**Problem to work on**
Give all of the lines again, with nothing added or dropped.

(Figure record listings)
-*-*-

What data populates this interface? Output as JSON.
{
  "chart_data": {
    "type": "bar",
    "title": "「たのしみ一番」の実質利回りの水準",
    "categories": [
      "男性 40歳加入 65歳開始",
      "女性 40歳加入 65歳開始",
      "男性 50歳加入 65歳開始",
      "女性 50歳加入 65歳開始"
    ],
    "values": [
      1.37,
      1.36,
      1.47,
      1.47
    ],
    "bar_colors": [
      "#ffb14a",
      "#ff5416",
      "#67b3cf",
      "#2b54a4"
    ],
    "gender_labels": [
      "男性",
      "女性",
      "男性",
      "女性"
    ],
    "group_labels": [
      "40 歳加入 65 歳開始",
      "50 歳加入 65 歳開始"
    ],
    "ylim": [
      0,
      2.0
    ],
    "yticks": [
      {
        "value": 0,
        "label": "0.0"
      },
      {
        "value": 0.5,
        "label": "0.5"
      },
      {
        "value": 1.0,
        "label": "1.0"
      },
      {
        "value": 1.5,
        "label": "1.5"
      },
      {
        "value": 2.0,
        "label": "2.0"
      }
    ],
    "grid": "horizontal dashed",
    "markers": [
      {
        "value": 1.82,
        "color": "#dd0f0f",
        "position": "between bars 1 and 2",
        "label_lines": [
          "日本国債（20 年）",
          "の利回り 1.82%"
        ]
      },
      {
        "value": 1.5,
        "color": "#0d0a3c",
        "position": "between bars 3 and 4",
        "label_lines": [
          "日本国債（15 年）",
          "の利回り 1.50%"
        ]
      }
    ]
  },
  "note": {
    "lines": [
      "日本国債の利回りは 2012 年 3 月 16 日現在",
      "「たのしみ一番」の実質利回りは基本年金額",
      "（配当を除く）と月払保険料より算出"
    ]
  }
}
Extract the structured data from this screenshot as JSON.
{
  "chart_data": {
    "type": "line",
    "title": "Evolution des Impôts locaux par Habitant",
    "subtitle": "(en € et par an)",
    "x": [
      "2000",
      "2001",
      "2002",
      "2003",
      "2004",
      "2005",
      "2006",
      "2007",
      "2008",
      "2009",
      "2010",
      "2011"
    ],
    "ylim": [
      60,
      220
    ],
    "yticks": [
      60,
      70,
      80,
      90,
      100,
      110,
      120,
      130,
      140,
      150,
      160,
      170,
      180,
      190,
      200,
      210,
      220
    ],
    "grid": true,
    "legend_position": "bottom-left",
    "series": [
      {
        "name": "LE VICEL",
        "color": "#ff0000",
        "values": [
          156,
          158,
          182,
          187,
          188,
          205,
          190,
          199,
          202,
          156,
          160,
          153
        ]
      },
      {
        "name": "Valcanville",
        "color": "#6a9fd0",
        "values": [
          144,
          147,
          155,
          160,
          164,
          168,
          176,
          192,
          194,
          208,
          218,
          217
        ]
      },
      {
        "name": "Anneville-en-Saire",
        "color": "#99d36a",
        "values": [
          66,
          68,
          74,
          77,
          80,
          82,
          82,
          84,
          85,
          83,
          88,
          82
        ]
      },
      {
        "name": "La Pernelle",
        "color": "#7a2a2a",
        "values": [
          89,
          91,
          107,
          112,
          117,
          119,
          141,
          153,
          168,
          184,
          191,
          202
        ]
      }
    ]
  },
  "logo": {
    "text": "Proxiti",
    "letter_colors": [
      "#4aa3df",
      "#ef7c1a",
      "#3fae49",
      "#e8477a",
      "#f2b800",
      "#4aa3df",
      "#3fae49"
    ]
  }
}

-*-*-

**Answer**
What data populates this interface? Output as JSON.
{
  "chart_data": {
    "type": "bar",
    "title": "「たのしみ一番」の実質利回りの水準",
    "categories": [
      "男性 40歳加入 65歳開始",
      "女性 40歳加入 65歳開始",
      "男性 50歳加入 65歳開始",
      "女性 50歳加入 65歳開始"
    ],
    "values": [
      1.37,
      1.36,
      1.47,
      1.47
    ],
    "bar_colors": [
      "#ffb14a",
      "#ff5416",
      "#67b3cf",
      "#2b54a4"
    ],
    "gender_labels": [
      "男性",
      "女性",
      "男性",
      "女性"
    ],
    "group_labels": [
      "40 歳加入 65 歳開始",
      "50 歳加入 65 歳開始"
    ],
    "ylim": [
      0,
      2.0
    ],
    "yticks": [
      {
        "value": 0,
        "label": "0.0"
      },
      {
        "value": 0.5,
        "label": "0.5"
      },
      {
        "value": 1.0,
        "label": "1.0"
      },
      {
        "value": 1.5,
        "label": "1.5"
      },
      {
        "value": 2.0,
        "label": "2.0"
      }
    ],
    "grid": "horizontal dashed",
    "markers": [
      {
        "value": 1.82,
        "color": "#dd0f0f",
        "position": "between bars 1 and 2",
        "label_lines": [
          "日本国債（20 年）",
          "の利回り 1.82%"
        ]
      },
      {
        "value": 1.5,
        "color": "#0d0a3c",
        "position": "between bars 3 and 4",
        "label_lines": [
          "日本国債（15 年）",
          "の利回り 1.50%"
        ]
      }
    ]
  },
  "note": {
    "lines": [
      "日本国債の利回りは 2012 年 3 月 16 日現在",
      "「たのしみ一番」の実質利回りは基本年金額",
      "（配当を除く）と月払保険料より算出"
    ]
  }
}
Extract the structured data from this screenshot as JSON.
{
  "chart_data": {
    "type": "line",
    "title": "Evolution des Impôts locaux par Habitant",
    "subtitle": "(en € et par an)",
    "x": [
      "2000",
      "2001",
      "2002",
      "2003",
      "2004",
      "2005",
      "2006",
      "2007",
      "2008",
      "2009",
      "2010",
      "2011"
    ],
    "ylim": [
      60,
      220
    ],
    "yticks": [
      60,
      70,
      80,
      90,
      100,
      110,
      120,
      130,
      140,
      150,
      160,
      170,
      180,
      190,
      200,
      210,
      220
    ],
    "grid": true,
    "legend_position": "bottom-left",
    "series": [
      {
        "name": "LE VICEL",
        "color": "#ff0000",
        "values": [
          156,
          158,
          182,
          187,
          188,
          205,
          190,
          199,
          202,
          156,
          160,
          153
        ]
      },
      {
        "name": "Valcanville",
        "color": "#6a9fd0",
        "values": [
          144,
          147,
          155,
          160,
          164,
          168,
          176,
          192,
          194,
          208,
          218,
          217
        ]
      },
      {
        "name": "Anneville-en-Saire",
        "color": "#99d36a",
        "values": [
          66,
          68,
          74,
          77,
          80,
          82,
          82,
          84,
          85,
          83,
          88,
          82
        ]
      },
      {
        "name": "La Pernelle",
        "color": "#7a2a2a",
        "values": [
          89,
          91,
          107,
          112,
          117,
          119,
          141,
          153,
          168,
          184,
          191,
          202
        ]
      }
    ]
  },
  "logo": {
    "text": "Proxiti",
    "letter_colors": [
      "#4aa3df",
      "#ef7c1a",
      "#3fae49",
      "#e8477a",
      "#f2b800",
      "#4aa3df",
      "#3fae49"
    ]
  }
}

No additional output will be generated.